▶ [Exercise requirements] Leave the pictures out and transcribe every record exactly.

··· Material

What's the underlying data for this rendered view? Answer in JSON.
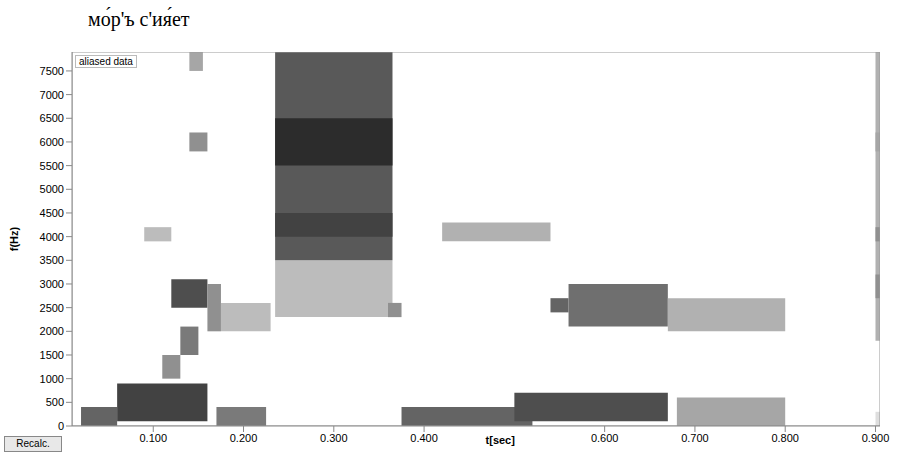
{
  "chart_data": {
    "type": "spectrogram",
    "title": "мо́р'ъ с'ия́ет",
    "annotations": [
      "aliased data",
      "Recalc."
    ],
    "x_label": "t[sec]",
    "y_label": "f(Hz)",
    "xlim": [
      0.01,
      0.905
    ],
    "ylim": [
      0,
      7900
    ],
    "xticks": [
      {
        "value": 0.1,
        "label": "0.100"
      },
      {
        "value": 0.2,
        "label": "0.200"
      },
      {
        "value": 0.3,
        "label": "0.300"
      },
      {
        "value": 0.4,
        "label": "0.400"
      },
      {
        "value": 0.6,
        "label": "0.600"
      },
      {
        "value": 0.7,
        "label": "0.700"
      },
      {
        "value": 0.8,
        "label": "0.800"
      },
      {
        "value": 0.9,
        "label": "0.900"
      }
    ],
    "yticks": [
      0,
      500,
      1000,
      1500,
      2000,
      2500,
      3000,
      3500,
      4000,
      4500,
      5000,
      5500,
      6000,
      6500,
      7000,
      7500
    ],
    "color": "#000000",
    "cells": [
      {
        "t": [
          0.02,
          0.06
        ],
        "f": [
          0,
          400
        ],
        "value": 0.7
      },
      {
        "t": [
          0.06,
          0.16
        ],
        "f": [
          100,
          900
        ],
        "value": 0.85
      },
      {
        "t": [
          0.11,
          0.13
        ],
        "f": [
          1000,
          1500
        ],
        "value": 0.5
      },
      {
        "t": [
          0.13,
          0.15
        ],
        "f": [
          1500,
          2100
        ],
        "value": 0.6
      },
      {
        "t": [
          0.12,
          0.16
        ],
        "f": [
          2500,
          3100
        ],
        "value": 0.8
      },
      {
        "t": [
          0.14,
          0.16
        ],
        "f": [
          5800,
          6200
        ],
        "value": 0.5
      },
      {
        "t": [
          0.14,
          0.155
        ],
        "f": [
          7500,
          7900
        ],
        "value": 0.4
      },
      {
        "t": [
          0.09,
          0.12
        ],
        "f": [
          3900,
          4200
        ],
        "value": 0.3
      },
      {
        "t": [
          0.16,
          0.175
        ],
        "f": [
          2000,
          3000
        ],
        "value": 0.5
      },
      {
        "t": [
          0.17,
          0.225
        ],
        "f": [
          0,
          400
        ],
        "value": 0.6
      },
      {
        "t": [
          0.175,
          0.23
        ],
        "f": [
          2000,
          2600
        ],
        "value": 0.3
      },
      {
        "t": [
          0.235,
          0.365
        ],
        "f": [
          2300,
          3500
        ],
        "value": 0.3
      },
      {
        "t": [
          0.235,
          0.365
        ],
        "f": [
          3500,
          7900
        ],
        "value": 0.75
      },
      {
        "t": [
          0.235,
          0.365
        ],
        "f": [
          4000,
          4500
        ],
        "value": 0.85
      },
      {
        "t": [
          0.235,
          0.365
        ],
        "f": [
          5500,
          6500
        ],
        "value": 0.95
      },
      {
        "t": [
          0.36,
          0.375
        ],
        "f": [
          2300,
          2600
        ],
        "value": 0.5
      },
      {
        "t": [
          0.375,
          0.52
        ],
        "f": [
          0,
          400
        ],
        "value": 0.7
      },
      {
        "t": [
          0.5,
          0.67
        ],
        "f": [
          100,
          700
        ],
        "value": 0.8
      },
      {
        "t": [
          0.42,
          0.54
        ],
        "f": [
          3900,
          4300
        ],
        "value": 0.35
      },
      {
        "t": [
          0.54,
          0.56
        ],
        "f": [
          2400,
          2700
        ],
        "value": 0.7
      },
      {
        "t": [
          0.56,
          0.67
        ],
        "f": [
          2100,
          3000
        ],
        "value": 0.65
      },
      {
        "t": [
          0.67,
          0.8
        ],
        "f": [
          2000,
          2700
        ],
        "value": 0.35
      },
      {
        "t": [
          0.68,
          0.8
        ],
        "f": [
          0,
          600
        ],
        "value": 0.4
      },
      {
        "t": [
          0.9,
          0.92
        ],
        "f": [
          1800,
          7900
        ],
        "value": 0.35
      },
      {
        "t": [
          0.9,
          0.92
        ],
        "f": [
          2700,
          3200
        ],
        "value": 0.5
      },
      {
        "t": [
          0.9,
          0.92
        ],
        "f": [
          3900,
          4200
        ],
        "value": 0.5
      },
      {
        "t": [
          0.9,
          0.92
        ],
        "f": [
          5800,
          6200
        ],
        "value": 0.4
      },
      {
        "t": [
          0.9,
          0.915
        ],
        "f": [
          0,
          300
        ],
        "value": 0.15
      }
    ]
  }
}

······

▶ [Answer to this problem]
What's the underlying data for this rendered view? Answer in JSON.
{
  "chart_data": {
    "type": "spectrogram",
    "title": "мо́р'ъ с'ия́ет",
    "annotations": [
      "aliased data",
      "Recalc."
    ],
    "x_label": "t[sec]",
    "y_label": "f(Hz)",
    "xlim": [
      0.01,
      0.905
    ],
    "ylim": [
      0,
      7900
    ],
    "xticks": [
      {
        "value": 0.1,
        "label": "0.100"
      },
      {
        "value": 0.2,
        "label": "0.200"
      },
      {
        "value": 0.3,
        "label": "0.300"
      },
      {
        "value": 0.4,
        "label": "0.400"
      },
      {
        "value": 0.6,
        "label": "0.600"
      },
      {
        "value": 0.7,
        "label": "0.700"
      },
      {
        "value": 0.8,
        "label": "0.800"
      },
      {
        "value": 0.9,
        "label": "0.900"
      }
    ],
    "yticks": [
      0,
      500,
      1000,
      1500,
      2000,
      2500,
      3000,
      3500,
      4000,
      4500,
      5000,
      5500,
      6000,
      6500,
      7000,
      7500
    ],
    "color": "#000000",
    "cells": [
      {
        "t": [
          0.02,
          0.06
        ],
        "f": [
          0,
          400
        ],
        "value": 0.7
      },
      {
        "t": [
          0.06,
          0.16
        ],
        "f": [
          100,
          900
        ],
        "value": 0.85
      },
      {
        "t": [
          0.11,
          0.13
        ],
        "f": [
          1000,
          1500
        ],
        "value": 0.5
      },
      {
        "t": [
          0.13,
          0.15
        ],
        "f": [
          1500,
          2100
        ],
        "value": 0.6
      },
      {
        "t": [
          0.12,
          0.16
        ],
        "f": [
          2500,
          3100
        ],
        "value": 0.8
      },
      {
        "t": [
          0.14,
          0.16
        ],
        "f": [
          5800,
          6200
        ],
        "value": 0.5
      },
      {
        "t": [
          0.14,
          0.155
        ],
        "f": [
          7500,
          7900
        ],
        "value": 0.4
      },
      {
        "t": [
          0.09,
          0.12
        ],
        "f": [
          3900,
          4200
        ],
        "value": 0.3
      },
      {
        "t": [
          0.16,
          0.175
        ],
        "f": [
          2000,
          3000
        ],
        "value": 0.5
      },
      {
        "t": [
          0.17,
          0.225
        ],
        "f": [
          0,
          400
        ],
        "value": 0.6
      },
      {
        "t": [
          0.175,
          0.23
        ],
        "f": [
          2000,
          2600
        ],
        "value": 0.3
      },
      {
        "t": [
          0.235,
          0.365
        ],
        "f": [
          2300,
          3500
        ],
        "value": 0.3
      },
      {
        "t": [
          0.235,
          0.365
        ],
        "f": [
          3500,
          7900
        ],
        "value": 0.75
      },
      {
        "t": [
          0.235,
          0.365
        ],
        "f": [
          4000,
          4500
        ],
        "value": 0.85
      },
      {
        "t": [
          0.235,
          0.365
        ],
        "f": [
          5500,
          6500
        ],
        "value": 0.95
      },
      {
        "t": [
          0.36,
          0.375
        ],
        "f": [
          2300,
          2600
        ],
        "value": 0.5
      },
      {
        "t": [
          0.375,
          0.52
        ],
        "f": [
          0,
          400
        ],
        "value": 0.7
      },
      {
        "t": [
          0.5,
          0.67
        ],
        "f": [
          100,
          700
        ],
        "value": 0.8
      },
      {
        "t": [
          0.42,
          0.54
        ],
        "f": [
          3900,
          4300
        ],
        "value": 0.35
      },
      {
        "t": [
          0.54,
          0.56
        ],
        "f": [
          2400,
          2700
        ],
        "value": 0.7
      },
      {
        "t": [
          0.56,
          0.67
        ],
        "f": [
          2100,
          3000
        ],
        "value": 0.65
      },
      {
        "t": [
          0.67,
          0.8
        ],
        "f": [
          2000,
          2700
        ],
        "value": 0.35
      },
      {
        "t": [
          0.68,
          0.8
        ],
        "f": [
          0,
          600
        ],
        "value": 0.4
      },
      {
        "t": [
          0.9,
          0.92
        ],
        "f": [
          1800,
          7900
        ],
        "value": 0.35
      },
      {
        "t": [
          0.9,
          0.92
        ],
        "f": [
          2700,
          3200
        ],
        "value": 0.5
      },
      {
        "t": [
          0.9,
          0.92
        ],
        "f": [
          3900,
          4200
        ],
        "value": 0.5
      },
      {
        "t": [
          0.9,
          0.92
        ],
        "f": [
          5800,
          6200
        ],
        "value": 0.4
      },
      {
        "t": [
          0.9,
          0.915
        ],
        "f": [
          0,
          300
        ],
        "value": 0.15
      }
    ]
  }
}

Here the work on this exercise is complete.